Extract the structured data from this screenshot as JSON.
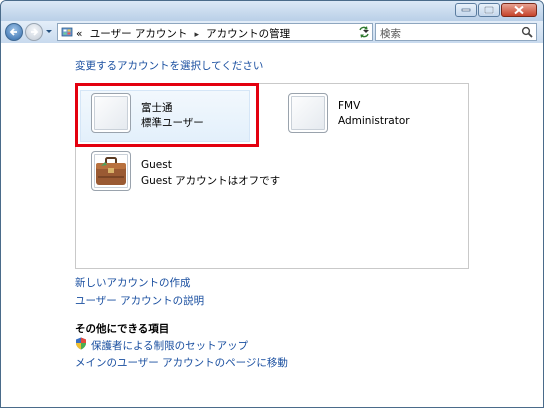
{
  "window": {
    "controls": [
      "minimize",
      "maximize",
      "close"
    ]
  },
  "nav": {
    "breadcrumb_prefix": "«",
    "breadcrumbs": [
      "ユーザー アカウント",
      "アカウントの管理"
    ],
    "search_placeholder": "検索",
    "icons": [
      "back-arrow-icon",
      "forward-arrow-icon",
      "control-panel-icon",
      "refresh-icon",
      "search-icon"
    ]
  },
  "main": {
    "prompt": "変更するアカウントを選択してください",
    "accounts": [
      {
        "name": "富士通",
        "type": "標準ユーザー",
        "selected": true
      },
      {
        "name": "FMV",
        "type": "Administrator",
        "selected": false
      },
      {
        "name": "Guest",
        "type": "Guest アカウントはオフです",
        "selected": false
      }
    ],
    "links": {
      "create": "新しいアカウントの作成",
      "about": "ユーザー アカウントの説明"
    },
    "other_heading": "その他にできる項目",
    "other_links": {
      "parental": "保護者による制限のセットアップ",
      "main_page": "メインのユーザー アカウントのページに移動"
    }
  },
  "colors": {
    "link": "#1a4fa0",
    "highlight": "#e3000f"
  }
}
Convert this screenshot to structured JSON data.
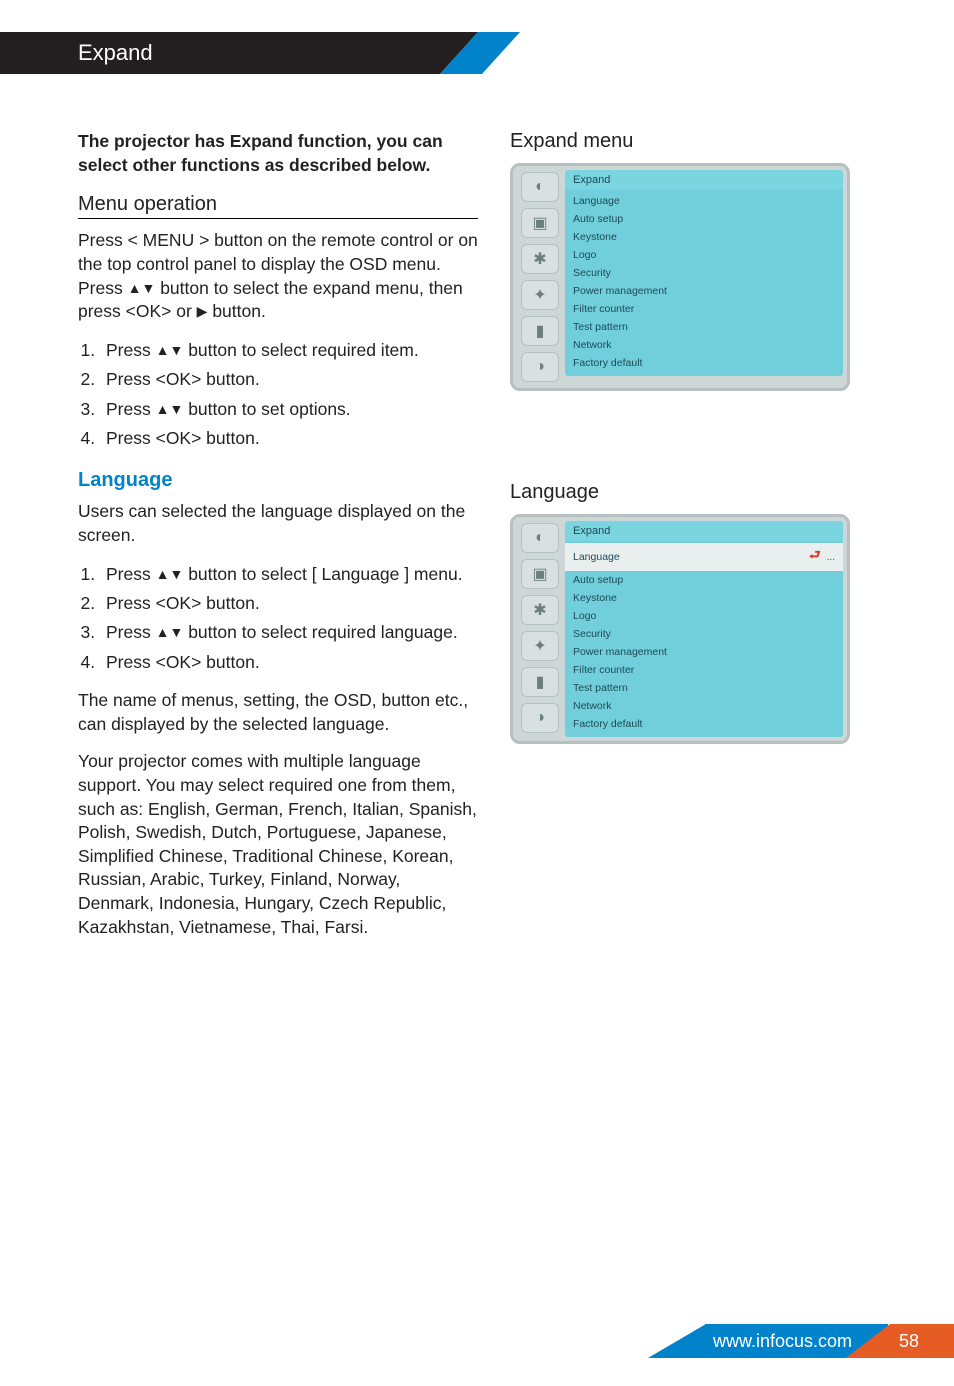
{
  "header": {
    "title": "Expand"
  },
  "intro": "The projector has Expand function, you can select other functions as described below.",
  "menu_op": {
    "heading": "Menu operation",
    "para_prefix": "Press < MENU > button on the remote control or on the top control panel to display the OSD menu. Press ",
    "para_mid": " button to select the expand menu, then press <OK> or ",
    "para_suffix": " button.",
    "steps_prefix": [
      "Press ",
      "Press <OK> button.",
      "Press ",
      "Press <OK> button."
    ],
    "step1_suffix": " button to select required item.",
    "step3_suffix": " button to set options."
  },
  "language": {
    "heading": "Language",
    "para1": "Users can selected the language displayed on the screen.",
    "step1_prefix": "Press ",
    "step1_suffix": " button to select [ Language ] menu.",
    "step2": "Press <OK> button.",
    "step3_prefix": "Press ",
    "step3_suffix": " button to select required language.",
    "step4": "Press <OK> button.",
    "para2": "The name of menus, setting, the OSD, button etc., can displayed by the selected language.",
    "para3": "Your projector comes with multiple language support. You may select required one from them, such as: English, German, French, Italian, Spanish, Polish, Swedish, Dutch, Portuguese, Japanese, Simplified Chinese, Traditional Chinese, Korean, Russian, Arabic, Turkey, Finland, Norway, Denmark, Indonesia, Hungary, Czech Republic, Kazakhstan, Vietnamese, Thai, Farsi."
  },
  "osd1": {
    "title": "Expand menu",
    "head": "Expand",
    "items": [
      "Language",
      "Auto setup",
      "Keystone",
      "Logo",
      "Security",
      "Power management",
      "Filter counter",
      "Test pattern",
      "Network",
      "Factory default"
    ]
  },
  "osd2": {
    "title": "Language",
    "head": "Expand",
    "items": [
      "Language",
      "Auto setup",
      "Keystone",
      "Logo",
      "Security",
      "Power management",
      "Filter counter",
      "Test pattern",
      "Network",
      "Factory default"
    ],
    "selected_value": "..."
  },
  "footer": {
    "url": "www.infocus.com",
    "page": "58"
  }
}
....................
WORK REQUIRED
Find each line holding the string "panel" and copy it out.

RESULT OF THE TASK
      "control-panel-icon",
    "para_prefix": "Press < MENU > button on the remote control or on the top control panel to display the OSD menu. Press ",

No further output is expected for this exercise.